• [Written exercise] From the listing below, extract each entry exactly as written, minus the images.

• [Materials provided]
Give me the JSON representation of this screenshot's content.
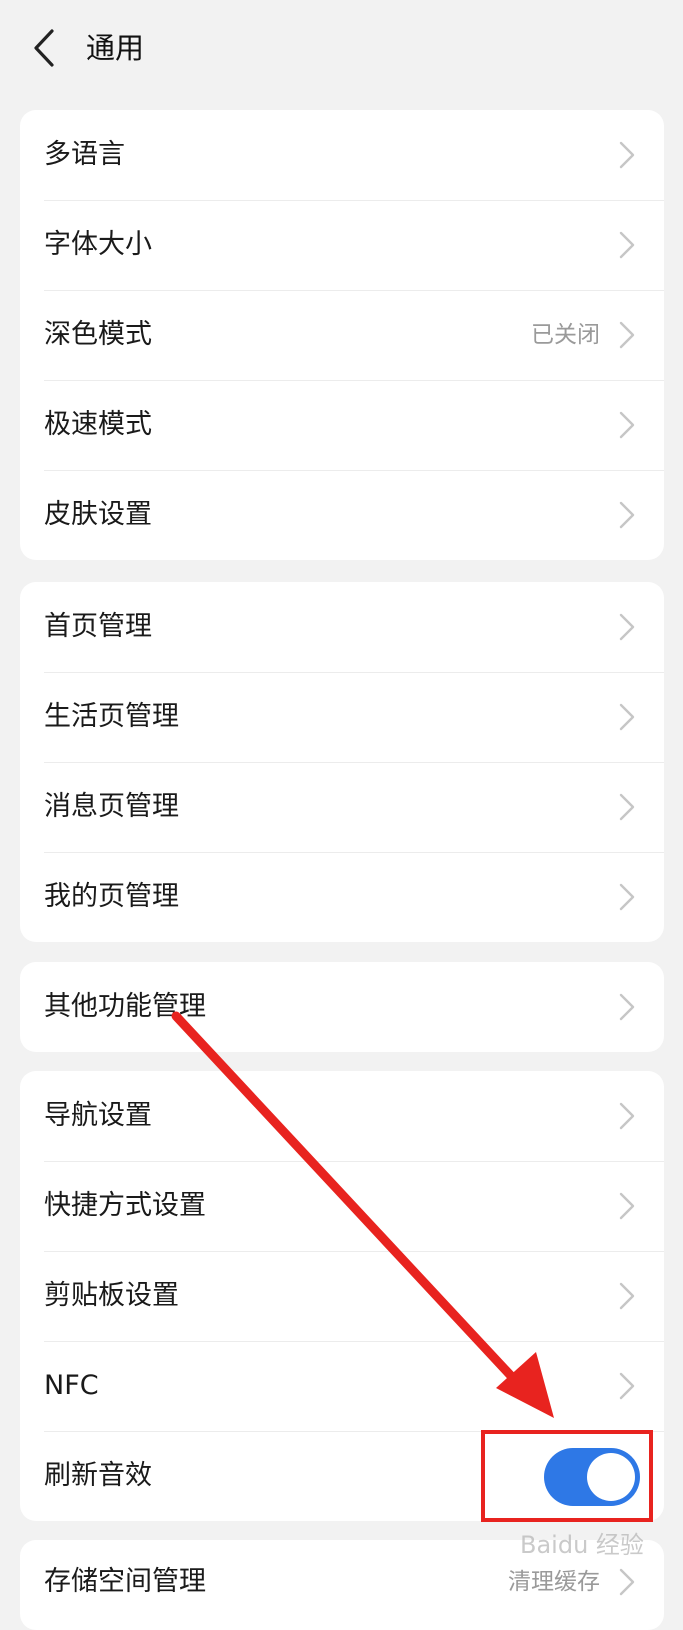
{
  "header": {
    "title": "通用"
  },
  "groups": [
    {
      "items": [
        {
          "label": "多语言"
        },
        {
          "label": "字体大小"
        },
        {
          "label": "深色模式",
          "value": "已关闭"
        },
        {
          "label": "极速模式"
        },
        {
          "label": "皮肤设置"
        }
      ]
    },
    {
      "items": [
        {
          "label": "首页管理"
        },
        {
          "label": "生活页管理"
        },
        {
          "label": "消息页管理"
        },
        {
          "label": "我的页管理"
        }
      ]
    },
    {
      "items": [
        {
          "label": "其他功能管理"
        }
      ]
    },
    {
      "items": [
        {
          "label": "导航设置"
        },
        {
          "label": "快捷方式设置"
        },
        {
          "label": "剪贴板设置"
        },
        {
          "label": "NFC"
        },
        {
          "label": "刷新音效",
          "toggle": true
        }
      ]
    },
    {
      "items": [
        {
          "label": "存储空间管理",
          "value": "清理缓存"
        }
      ]
    }
  ],
  "colors": {
    "accent": "#2e78e6",
    "annotation": "#e8231f",
    "background": "#f2f2f2"
  },
  "watermark": {
    "text": "Baidu 经验"
  }
}
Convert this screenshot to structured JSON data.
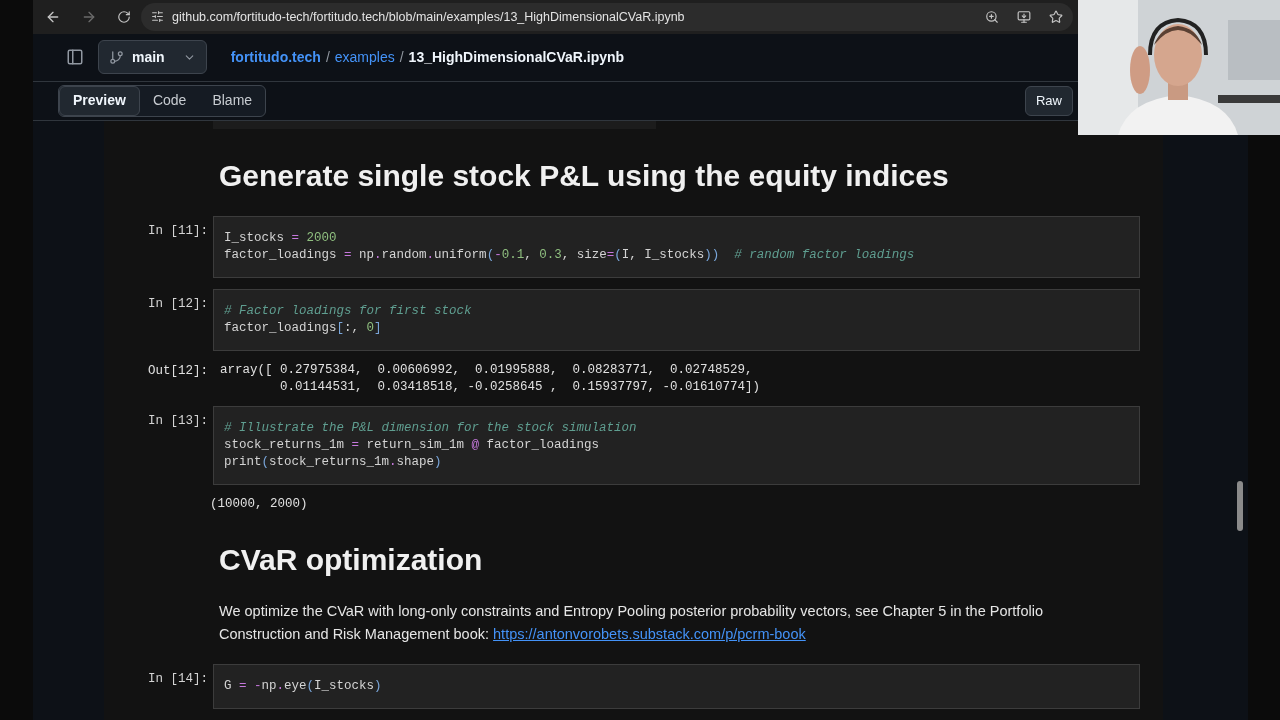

• [Final answer]
Give me the JSON representation of this screenshot's content.
{
  "header": {
    "title": "通用"
  },
  "groups": [
    {
      "items": [
        {
          "label": "多语言"
        },
        {
          "label": "字体大小"
        },
        {
          "label": "深色模式",
          "value": "已关闭"
        },
        {
          "label": "极速模式"
        },
        {
          "label": "皮肤设置"
        }
      ]
    },
    {
      "items": [
        {
          "label": "首页管理"
        },
        {
          "label": "生活页管理"
        },
        {
          "label": "消息页管理"
        },
        {
          "label": "我的页管理"
        }
      ]
    },
    {
      "items": [
        {
          "label": "其他功能管理"
        }
      ]
    },
    {
      "items": [
        {
          "label": "导航设置"
        },
        {
          "label": "快捷方式设置"
        },
        {
          "label": "剪贴板设置"
        },
        {
          "label": "NFC"
        },
        {
          "label": "刷新音效",
          "toggle": true
        }
      ]
    },
    {
      "items": [
        {
          "label": "存储空间管理",
          "value": "清理缓存"
        }
      ]
    }
  ],
  "colors": {
    "accent": "#2e78e6",
    "annotation": "#e8231f",
    "background": "#f2f2f2"
  },
  "watermark": {
    "text": "Baidu 经验"
  }
}
Convert this screenshot to structured JSON data.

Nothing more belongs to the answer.